** Goal **
Find and return each line containing "momento".

Dataset excerpt:
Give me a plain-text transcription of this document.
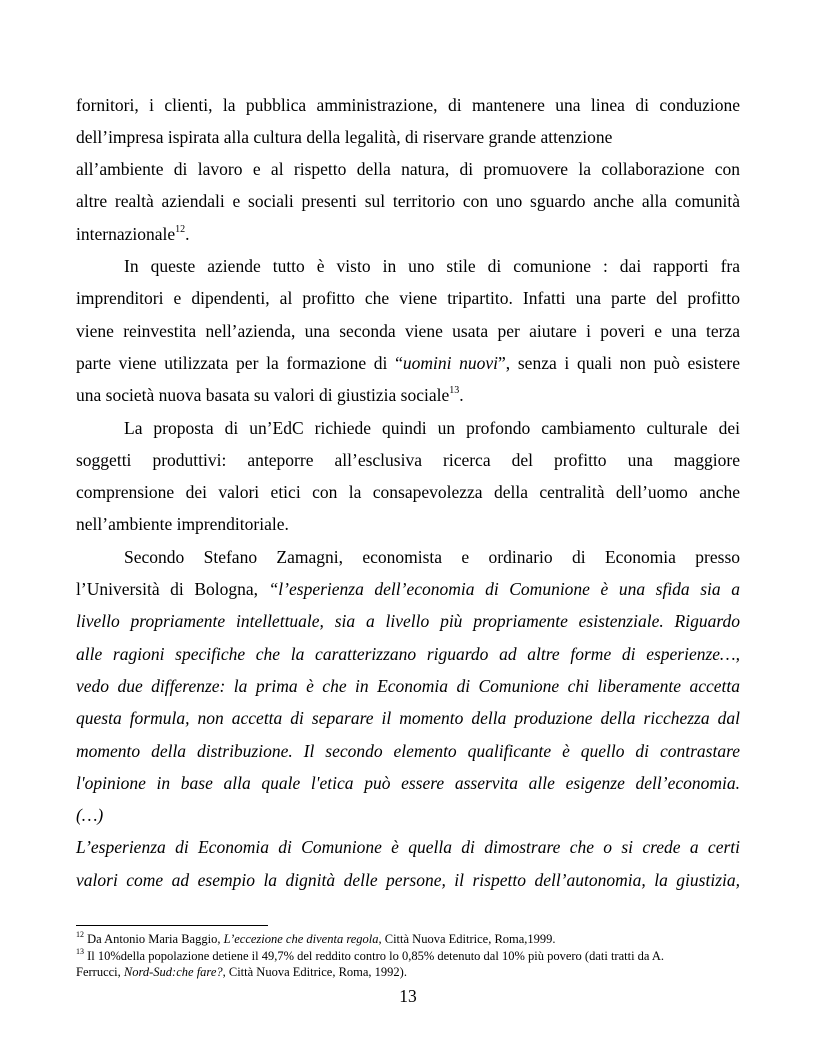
fornitori, i clienti, la pubblica amministrazione, di mantenere una linea di conduzione
dell’impresa ispirata alla cultura della legalità, di riservare grande attenzione
all’ambiente di lavoro e al rispetto della natura, di promuovere la collaborazione con
altre realtà aziendali e sociali presenti sul territorio con uno sguardo anche alla comunità
internazionale$^{12}$.
In queste aziende tutto è visto in uno stile di comunione : dai rapporti fra
imprenditori e dipendenti, al profitto che viene tripartito. Infatti una parte del profitto
viene reinvestita nell’azienda, una seconda viene usata per aiutare i poveri e una terza
parte viene utilizzata per la formazione di “uomini nuovi”, senza i quali non può esistere
una società nuova basata su valori di giustizia sociale$^{13}$.
La proposta di un’EdC richiede quindi un profondo cambiamento culturale dei
soggetti produttivi: anteporre all’esclusiva ricerca del profitto una maggiore
comprensione dei valori etici con la consapevolezza della centralità dell’uomo anche
nell’ambiente imprenditoriale.
Secondo Stefano Zamagni, economista e ordinario di Economia presso
l’Università di Bologna, “l’esperienza dell’economia di Comunione è una sfida sia a
livello propriamente intellettuale, sia a livello più propriamente esistenziale. Riguardo
alle ragioni specifiche che la caratterizzano riguardo ad altre forme di esperienze…,
vedo due differenze: la prima è che in Economia di Comunione chi liberamente accetta
questa formula, non accetta di separare il momento della produzione della ricchezza dal
momento della distribuzione. Il secondo elemento qualificante è quello di contrastare
l'opinione in base alla quale l'etica può essere asservita alle esigenze dell’economia.
(…)
L’esperienza di Economia di Comunione è quella di dimostrare che o si crede a certi
valori come ad esempio la dignità delle persone, il rispetto dell’autonomia, la giustizia,
$^{12}$ Da Antonio Maria Baggio, L’eccezione che diventa regola, Città Nuova Editrice, Roma,1999.
$^{13}$ Il 10%della popolazione detiene il 49,7% del reddito contro lo 0,85% detenuto dal 10% più povero (dati tratti da A.
Ferrucci, Nord-Sud:che fare?, Città Nuova Editrice, Roma, 1992).
13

** Response **
questa formula, non accetta di separare il momento della produzione della ricchezza dal
momento della distribuzione. Il secondo elemento qualificante è quello di contrastare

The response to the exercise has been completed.